# Texto do documento
116 gramas: peça para Emagrecer, com Letícia Rodrigues. Foto de Marcos Pastich/PCR.

“Eu nunca vi uma pulsão de morte tão desnuda em cena.” Escrevi para um amigo após sair de 116 gramas: peça para emagrecer. Não que eu possa falar com muita propriedade sobre o que é pulsão de morte e é certo que, caso eu pare para pensar, eu vá me lembrar de mais meia dúzia de peças que eu poderia estampar com esse slogan: “que bela maneira de encenar a pulsão de morte”. O fato é que eu respeito muito a intuição e gosto de manter frescas as primeiras palavras, as primeiras impressões. E foi assim que veio. Dito isso, sendo verdade ou não, fiquemos com essa frase inicial. Entendo pulsão de morte – talvez até de forma muito vulgar – como a tendência à autodestruição, ao desligamento, à aniquilação, ao desfazer-se. O que não significa que não haja a possibilidade de criar, construir e produzir atravessada/o por essa tendência. Esse é o ponto aqui. Tem ligações que só podem ser feitas após alguns desligamentos; caminhos que só podem ser atravessados depois de termos deixado para trás certa bagagem. Ou ainda, para ficar com as palavras de Gilberto Gil:  “tem que morrer para germinar”. 

A protagonista de 116 gramas: peça para emagrecer, uma personagem chamada “a Gorda”, é resultado de um encontro entre a autoficção e a autobiografia da atriz e dramaturga Letícia Rodrigues, que assina também a direção da montagem, em parceria com João Pedro Ribeiro. Ao longo do espetáculo, vemos no palco, junto com a atriz, apenas um biombo transparente, uma amarração de plástico branco que remete a um saco de pancadas ou uma ave, uma roupa preta de bailarina e um telão ao fundo. São as operações de luz e som feitas por Felipe Stucchi e Lana Scott, respectivamente, as responsáveis por adicionar textura e dinamismo às cenas. 

A chegada da atriz, vinda do fundo da plateia, interrompe os dez minutos de lavagem cerebral a que nós, espectadores e espectadoras, estávamos sendo submetidos/as enquanto aguardávamos o início do espetáculo assistindo a um compilado de propagandas da Pepsi nas quais Britney Spears participou. O foco, na maioria dos planos, era a fina silhueta de Britney ou das demais cantoras com ela, como na propaganda com Pink e Beyoncé cantando We will rock you. A peça já havia começado. Já estávamos sendo introduzidos/as a um dos principais eixos da peça: a pressão estética sobre os corpos de mulheres e os efeitos físicos e psíquicos deixados pelas tentativas de se adaptar. 

A montagem – que compõe a programação do 24ª Festival Recife Nacional de Teatro, cujo tema é  “Vozes Femininas” – cresce em relevância nesse cenário. Ao falar sobre Britney Spears ou Gisele Bündchen como referências da adolescência, a personagem traz luz à forma como nós, enquanto mulheres, crescemos com essas referências femininas de magreza, branquitude e fragilidade, expostas irrefletidamente a todos esses padrões e, hoje, vemos que nem mesmo aquelas mulheres que definiram para as demais o que é um ideal de beleza, conseguiram sobreviver a esse padrão. Mesmo a Britney é vítima da estrutura que ela – conscientemente ou não – reforçou durante anos e que segue produzindo novas vítimas; moída pelo mesmo sistema que a levou à fama.

Itens armazenados de uma coleção
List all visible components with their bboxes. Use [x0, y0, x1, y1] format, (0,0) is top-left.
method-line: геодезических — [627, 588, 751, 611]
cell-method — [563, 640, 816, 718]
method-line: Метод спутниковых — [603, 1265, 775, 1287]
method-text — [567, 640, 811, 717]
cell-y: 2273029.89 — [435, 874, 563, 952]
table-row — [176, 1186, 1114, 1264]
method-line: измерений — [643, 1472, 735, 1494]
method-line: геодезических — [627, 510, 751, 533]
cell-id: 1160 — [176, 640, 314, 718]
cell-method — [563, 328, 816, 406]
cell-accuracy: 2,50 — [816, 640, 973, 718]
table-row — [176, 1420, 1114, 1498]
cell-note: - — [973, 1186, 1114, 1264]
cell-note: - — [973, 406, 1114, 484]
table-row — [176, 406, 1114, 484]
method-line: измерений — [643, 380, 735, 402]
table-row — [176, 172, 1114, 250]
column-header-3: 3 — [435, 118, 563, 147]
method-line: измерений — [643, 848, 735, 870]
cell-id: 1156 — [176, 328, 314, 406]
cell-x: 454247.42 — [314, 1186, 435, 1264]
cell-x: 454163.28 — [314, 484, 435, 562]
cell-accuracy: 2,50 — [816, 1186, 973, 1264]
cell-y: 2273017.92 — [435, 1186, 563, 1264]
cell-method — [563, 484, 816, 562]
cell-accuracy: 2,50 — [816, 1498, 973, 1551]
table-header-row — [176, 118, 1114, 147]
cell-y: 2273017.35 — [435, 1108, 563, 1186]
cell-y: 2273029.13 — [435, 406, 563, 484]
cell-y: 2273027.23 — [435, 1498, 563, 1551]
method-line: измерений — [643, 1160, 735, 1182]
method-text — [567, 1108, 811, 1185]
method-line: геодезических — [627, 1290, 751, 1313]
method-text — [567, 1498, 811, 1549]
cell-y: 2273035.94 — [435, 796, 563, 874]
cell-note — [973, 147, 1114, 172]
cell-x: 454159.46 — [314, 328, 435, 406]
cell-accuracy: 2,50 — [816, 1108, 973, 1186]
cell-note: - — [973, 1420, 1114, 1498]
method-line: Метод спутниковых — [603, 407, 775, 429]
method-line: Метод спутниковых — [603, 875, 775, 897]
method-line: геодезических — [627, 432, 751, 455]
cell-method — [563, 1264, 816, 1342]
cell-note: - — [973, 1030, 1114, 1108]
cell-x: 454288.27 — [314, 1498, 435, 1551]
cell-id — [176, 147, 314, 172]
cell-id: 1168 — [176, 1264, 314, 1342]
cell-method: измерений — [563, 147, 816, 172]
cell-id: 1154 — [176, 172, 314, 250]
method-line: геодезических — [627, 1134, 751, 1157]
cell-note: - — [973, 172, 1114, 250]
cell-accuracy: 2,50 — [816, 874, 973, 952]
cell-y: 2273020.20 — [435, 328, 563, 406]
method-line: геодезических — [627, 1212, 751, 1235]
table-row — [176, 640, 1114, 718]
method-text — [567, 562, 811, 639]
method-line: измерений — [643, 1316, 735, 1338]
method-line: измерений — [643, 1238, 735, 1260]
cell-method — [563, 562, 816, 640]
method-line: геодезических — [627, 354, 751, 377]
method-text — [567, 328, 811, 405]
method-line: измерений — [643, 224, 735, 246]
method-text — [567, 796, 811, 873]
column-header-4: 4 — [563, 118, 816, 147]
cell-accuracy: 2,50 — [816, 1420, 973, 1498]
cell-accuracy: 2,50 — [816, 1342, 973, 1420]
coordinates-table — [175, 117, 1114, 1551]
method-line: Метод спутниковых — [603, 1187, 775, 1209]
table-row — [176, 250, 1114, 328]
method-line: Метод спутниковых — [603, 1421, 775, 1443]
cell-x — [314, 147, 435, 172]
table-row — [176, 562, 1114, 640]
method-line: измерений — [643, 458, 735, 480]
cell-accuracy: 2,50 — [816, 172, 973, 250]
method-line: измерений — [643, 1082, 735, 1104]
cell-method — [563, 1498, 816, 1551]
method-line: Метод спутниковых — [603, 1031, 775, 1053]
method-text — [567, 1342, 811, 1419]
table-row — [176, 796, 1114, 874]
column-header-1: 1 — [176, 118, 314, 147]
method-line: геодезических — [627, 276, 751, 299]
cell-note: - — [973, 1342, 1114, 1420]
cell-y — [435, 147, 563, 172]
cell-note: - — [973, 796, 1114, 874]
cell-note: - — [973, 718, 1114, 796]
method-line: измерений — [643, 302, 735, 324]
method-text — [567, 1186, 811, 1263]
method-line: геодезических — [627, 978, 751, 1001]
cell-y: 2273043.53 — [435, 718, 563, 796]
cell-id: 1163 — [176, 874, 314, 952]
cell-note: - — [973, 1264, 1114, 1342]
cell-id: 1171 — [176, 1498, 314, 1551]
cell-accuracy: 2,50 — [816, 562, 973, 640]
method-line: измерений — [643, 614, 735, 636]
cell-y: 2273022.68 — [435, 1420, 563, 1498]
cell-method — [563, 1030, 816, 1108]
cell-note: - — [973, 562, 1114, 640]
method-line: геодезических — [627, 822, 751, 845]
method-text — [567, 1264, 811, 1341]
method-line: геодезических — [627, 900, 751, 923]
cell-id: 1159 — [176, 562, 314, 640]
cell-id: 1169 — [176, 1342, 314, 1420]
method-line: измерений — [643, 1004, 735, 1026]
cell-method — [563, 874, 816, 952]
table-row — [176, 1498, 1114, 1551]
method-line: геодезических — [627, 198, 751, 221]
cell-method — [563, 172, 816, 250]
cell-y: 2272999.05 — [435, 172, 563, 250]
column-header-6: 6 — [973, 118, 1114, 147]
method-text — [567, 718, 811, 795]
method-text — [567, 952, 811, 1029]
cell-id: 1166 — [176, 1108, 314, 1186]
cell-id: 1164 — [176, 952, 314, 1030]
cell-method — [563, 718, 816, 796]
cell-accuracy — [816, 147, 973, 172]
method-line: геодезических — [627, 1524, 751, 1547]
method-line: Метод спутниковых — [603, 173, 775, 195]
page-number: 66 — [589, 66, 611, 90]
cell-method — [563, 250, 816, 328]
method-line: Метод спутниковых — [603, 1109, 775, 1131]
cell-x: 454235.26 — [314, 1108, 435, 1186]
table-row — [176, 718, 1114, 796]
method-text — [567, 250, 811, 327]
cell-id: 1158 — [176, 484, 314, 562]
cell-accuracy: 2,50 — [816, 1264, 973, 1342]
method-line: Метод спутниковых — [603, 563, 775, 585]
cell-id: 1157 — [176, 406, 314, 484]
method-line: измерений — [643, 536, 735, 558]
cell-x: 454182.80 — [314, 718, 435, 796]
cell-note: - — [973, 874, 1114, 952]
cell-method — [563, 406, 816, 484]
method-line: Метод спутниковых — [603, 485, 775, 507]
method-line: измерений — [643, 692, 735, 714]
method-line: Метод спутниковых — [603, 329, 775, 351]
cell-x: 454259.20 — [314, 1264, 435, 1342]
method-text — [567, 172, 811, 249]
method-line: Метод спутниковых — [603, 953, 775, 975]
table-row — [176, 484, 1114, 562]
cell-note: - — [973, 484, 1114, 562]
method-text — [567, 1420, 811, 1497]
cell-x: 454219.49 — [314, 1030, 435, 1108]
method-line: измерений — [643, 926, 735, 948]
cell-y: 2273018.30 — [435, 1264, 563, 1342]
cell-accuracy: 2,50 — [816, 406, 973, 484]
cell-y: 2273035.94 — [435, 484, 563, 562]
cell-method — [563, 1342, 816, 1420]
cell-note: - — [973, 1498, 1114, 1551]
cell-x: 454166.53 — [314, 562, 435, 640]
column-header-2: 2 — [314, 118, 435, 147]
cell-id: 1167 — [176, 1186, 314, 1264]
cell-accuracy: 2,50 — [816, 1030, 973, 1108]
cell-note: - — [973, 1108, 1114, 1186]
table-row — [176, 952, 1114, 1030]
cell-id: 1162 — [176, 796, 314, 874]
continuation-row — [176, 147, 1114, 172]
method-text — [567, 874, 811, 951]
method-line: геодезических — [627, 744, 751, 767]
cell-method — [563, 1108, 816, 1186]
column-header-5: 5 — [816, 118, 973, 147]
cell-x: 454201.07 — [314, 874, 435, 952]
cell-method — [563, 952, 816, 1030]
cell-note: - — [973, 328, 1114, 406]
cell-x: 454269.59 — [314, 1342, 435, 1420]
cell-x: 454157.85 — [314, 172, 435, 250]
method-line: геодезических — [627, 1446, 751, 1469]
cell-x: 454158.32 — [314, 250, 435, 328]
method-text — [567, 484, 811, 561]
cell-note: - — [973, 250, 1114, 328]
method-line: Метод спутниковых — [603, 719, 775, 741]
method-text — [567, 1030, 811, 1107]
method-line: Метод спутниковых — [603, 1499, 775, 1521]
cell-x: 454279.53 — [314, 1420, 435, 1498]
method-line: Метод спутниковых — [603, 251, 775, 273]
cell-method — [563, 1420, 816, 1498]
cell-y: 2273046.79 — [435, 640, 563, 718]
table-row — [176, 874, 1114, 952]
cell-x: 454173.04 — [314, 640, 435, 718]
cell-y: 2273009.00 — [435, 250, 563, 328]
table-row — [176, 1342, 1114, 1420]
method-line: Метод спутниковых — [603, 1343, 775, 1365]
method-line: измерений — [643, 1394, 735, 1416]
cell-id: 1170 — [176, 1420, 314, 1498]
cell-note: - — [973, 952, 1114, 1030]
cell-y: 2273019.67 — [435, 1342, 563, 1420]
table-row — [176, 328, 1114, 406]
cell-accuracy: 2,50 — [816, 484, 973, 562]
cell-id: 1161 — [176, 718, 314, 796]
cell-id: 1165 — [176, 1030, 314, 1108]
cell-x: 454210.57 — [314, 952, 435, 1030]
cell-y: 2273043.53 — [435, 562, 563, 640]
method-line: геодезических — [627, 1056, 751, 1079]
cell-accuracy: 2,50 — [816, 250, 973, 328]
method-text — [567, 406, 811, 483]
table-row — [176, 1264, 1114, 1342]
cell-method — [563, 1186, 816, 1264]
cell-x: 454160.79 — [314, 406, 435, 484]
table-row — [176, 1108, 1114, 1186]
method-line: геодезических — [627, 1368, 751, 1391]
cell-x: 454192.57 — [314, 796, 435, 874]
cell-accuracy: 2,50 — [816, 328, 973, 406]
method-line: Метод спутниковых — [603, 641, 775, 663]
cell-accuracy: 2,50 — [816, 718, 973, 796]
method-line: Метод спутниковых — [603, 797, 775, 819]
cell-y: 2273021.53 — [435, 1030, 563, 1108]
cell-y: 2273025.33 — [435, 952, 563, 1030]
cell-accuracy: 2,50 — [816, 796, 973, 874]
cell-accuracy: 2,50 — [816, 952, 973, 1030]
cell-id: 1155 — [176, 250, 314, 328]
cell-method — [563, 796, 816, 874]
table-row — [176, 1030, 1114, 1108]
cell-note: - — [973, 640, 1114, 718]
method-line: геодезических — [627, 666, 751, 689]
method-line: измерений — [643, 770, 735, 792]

# Conjunto de tarefas
a: Transcreva literalmente o trecho do texto sobre a peça que começa com as palavras "A chegada da" e termina com "de se adaptar.".
b: No texto sobre a peça, quem faz as operações de luz do espetáculo?
c: Quais são os elementos que, segundo o texto sobre a peça, aparecem no palco junto com a atriz ao longo do espetáculo? Liste todos.
Os dados constituem um material à parte, independente do texto.

# Resultados por tarefa
a:
A chegada da atriz, vinda do fundo da plateia, interrompe os dez minutos de lavagem cerebral a que nós, espectadores e espectadoras, estávamos sendo submetidos/as enquanto aguardávamos o início do espetáculo assistindo a um compilado de propagandas da Pepsi nas quais Britney Spears participou. O foco, na maioria dos planos, era a fina silhueta de Britney ou das demais cantoras com ela, como na propaganda com Pink e Beyoncé cantando We will rock you. A peça já havia começado. Já estávamos sendo introduzidos/as a um dos principais eixos da peça: a pressão estética sobre os corpos de mulheres e os efeitos físicos e psíquicos deixados pelas tentativas de se adaptar.

b: Felipe Stucchi.

c:
- um biombo transparente
- uma amarração de plástico branco que remete a um saco de pancadas ou uma ave
- uma roupa preta de bailarina
- um telão ao fundo